### DIRECTIONS
Search the material for the string "text" and copy each line where it occurs.

───── MATERIAL FOR THIS TASK

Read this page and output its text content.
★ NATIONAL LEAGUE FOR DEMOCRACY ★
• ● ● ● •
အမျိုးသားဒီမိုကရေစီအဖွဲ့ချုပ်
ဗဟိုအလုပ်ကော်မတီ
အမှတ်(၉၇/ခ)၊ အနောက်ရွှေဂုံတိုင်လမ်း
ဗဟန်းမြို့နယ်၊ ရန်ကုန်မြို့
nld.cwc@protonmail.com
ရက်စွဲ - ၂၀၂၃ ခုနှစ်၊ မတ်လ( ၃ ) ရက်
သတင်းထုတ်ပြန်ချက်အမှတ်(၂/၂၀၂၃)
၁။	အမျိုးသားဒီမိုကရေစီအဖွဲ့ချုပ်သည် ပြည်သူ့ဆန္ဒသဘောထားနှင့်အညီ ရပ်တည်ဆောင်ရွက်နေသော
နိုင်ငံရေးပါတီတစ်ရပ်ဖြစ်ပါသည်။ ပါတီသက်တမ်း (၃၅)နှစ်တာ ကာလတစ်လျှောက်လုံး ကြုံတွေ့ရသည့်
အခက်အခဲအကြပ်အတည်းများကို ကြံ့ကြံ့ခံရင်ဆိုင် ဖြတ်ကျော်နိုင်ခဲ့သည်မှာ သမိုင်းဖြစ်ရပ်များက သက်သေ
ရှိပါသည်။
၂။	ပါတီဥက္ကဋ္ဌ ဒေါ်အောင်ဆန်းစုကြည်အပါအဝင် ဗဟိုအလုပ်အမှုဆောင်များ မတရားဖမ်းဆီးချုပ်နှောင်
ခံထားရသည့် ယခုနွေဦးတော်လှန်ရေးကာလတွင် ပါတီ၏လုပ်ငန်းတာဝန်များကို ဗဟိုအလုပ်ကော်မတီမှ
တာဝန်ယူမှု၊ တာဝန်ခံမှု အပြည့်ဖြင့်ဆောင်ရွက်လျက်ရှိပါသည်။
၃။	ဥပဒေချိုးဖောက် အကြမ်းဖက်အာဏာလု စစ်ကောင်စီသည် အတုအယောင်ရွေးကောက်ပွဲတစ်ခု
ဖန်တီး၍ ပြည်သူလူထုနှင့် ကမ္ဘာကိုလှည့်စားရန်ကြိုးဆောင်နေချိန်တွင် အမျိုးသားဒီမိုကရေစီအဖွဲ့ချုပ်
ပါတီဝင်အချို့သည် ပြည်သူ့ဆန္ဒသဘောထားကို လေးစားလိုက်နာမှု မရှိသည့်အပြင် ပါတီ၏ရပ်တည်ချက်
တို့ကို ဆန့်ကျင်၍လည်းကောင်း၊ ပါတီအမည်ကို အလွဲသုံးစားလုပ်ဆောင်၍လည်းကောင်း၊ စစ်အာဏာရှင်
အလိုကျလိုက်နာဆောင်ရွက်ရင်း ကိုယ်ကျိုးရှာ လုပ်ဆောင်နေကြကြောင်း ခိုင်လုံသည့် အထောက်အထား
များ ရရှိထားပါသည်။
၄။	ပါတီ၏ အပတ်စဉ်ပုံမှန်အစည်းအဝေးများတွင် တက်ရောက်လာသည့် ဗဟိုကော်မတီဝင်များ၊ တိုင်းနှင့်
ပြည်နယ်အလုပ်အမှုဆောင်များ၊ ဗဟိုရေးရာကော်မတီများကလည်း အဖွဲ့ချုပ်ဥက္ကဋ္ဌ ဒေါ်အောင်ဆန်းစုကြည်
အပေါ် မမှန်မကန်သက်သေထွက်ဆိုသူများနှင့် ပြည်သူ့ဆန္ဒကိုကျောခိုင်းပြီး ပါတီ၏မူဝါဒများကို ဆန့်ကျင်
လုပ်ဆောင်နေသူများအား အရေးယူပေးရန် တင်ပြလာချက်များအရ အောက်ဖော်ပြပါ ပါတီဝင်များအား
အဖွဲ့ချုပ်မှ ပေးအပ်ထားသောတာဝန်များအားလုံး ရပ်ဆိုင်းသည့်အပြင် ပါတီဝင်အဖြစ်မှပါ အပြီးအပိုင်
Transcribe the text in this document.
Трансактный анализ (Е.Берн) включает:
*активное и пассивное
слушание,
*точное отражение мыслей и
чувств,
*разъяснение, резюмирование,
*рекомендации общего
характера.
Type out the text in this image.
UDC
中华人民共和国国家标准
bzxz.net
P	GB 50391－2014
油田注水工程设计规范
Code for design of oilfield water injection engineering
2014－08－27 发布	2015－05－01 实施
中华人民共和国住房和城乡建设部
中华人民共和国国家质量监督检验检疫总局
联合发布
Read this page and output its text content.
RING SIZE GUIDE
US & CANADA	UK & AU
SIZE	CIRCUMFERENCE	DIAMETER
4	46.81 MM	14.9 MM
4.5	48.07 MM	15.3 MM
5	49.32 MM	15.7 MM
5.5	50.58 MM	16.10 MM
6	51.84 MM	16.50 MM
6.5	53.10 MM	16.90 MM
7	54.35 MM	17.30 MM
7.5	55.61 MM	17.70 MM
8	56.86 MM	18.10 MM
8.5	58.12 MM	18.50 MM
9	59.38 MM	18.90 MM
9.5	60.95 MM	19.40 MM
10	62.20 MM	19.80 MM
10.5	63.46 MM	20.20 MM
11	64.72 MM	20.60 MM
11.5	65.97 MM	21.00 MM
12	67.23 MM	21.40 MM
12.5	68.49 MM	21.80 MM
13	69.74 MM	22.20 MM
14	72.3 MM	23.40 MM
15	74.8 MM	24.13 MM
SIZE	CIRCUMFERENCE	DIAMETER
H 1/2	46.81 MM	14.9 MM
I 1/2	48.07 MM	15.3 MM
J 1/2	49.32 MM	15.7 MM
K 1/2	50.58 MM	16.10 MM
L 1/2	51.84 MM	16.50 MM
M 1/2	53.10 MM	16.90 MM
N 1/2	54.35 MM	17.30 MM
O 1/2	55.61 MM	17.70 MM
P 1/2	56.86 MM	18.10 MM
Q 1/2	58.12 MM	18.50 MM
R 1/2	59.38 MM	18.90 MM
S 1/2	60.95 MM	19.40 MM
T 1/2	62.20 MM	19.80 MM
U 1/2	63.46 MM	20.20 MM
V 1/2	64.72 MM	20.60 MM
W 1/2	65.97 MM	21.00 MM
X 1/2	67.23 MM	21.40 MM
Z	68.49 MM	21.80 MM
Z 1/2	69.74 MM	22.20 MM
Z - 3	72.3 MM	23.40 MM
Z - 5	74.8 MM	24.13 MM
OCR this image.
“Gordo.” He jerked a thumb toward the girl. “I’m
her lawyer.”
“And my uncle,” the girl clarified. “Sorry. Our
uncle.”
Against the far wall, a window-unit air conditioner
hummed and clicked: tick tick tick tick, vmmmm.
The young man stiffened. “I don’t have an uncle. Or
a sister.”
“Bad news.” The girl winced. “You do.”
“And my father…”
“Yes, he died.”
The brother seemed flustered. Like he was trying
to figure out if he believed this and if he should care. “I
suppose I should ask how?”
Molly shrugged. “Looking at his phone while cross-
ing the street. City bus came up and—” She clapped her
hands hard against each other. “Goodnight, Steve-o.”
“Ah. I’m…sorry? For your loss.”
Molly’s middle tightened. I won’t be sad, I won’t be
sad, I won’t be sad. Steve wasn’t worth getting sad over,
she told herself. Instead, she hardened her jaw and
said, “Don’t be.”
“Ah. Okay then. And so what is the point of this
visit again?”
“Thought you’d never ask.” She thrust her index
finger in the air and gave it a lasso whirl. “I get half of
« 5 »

──────────

### FINISHED ANSWER
Read this page and output its text content.
Transcribe the text in this document.
Type out the text in this image.
Read this page and output its text content.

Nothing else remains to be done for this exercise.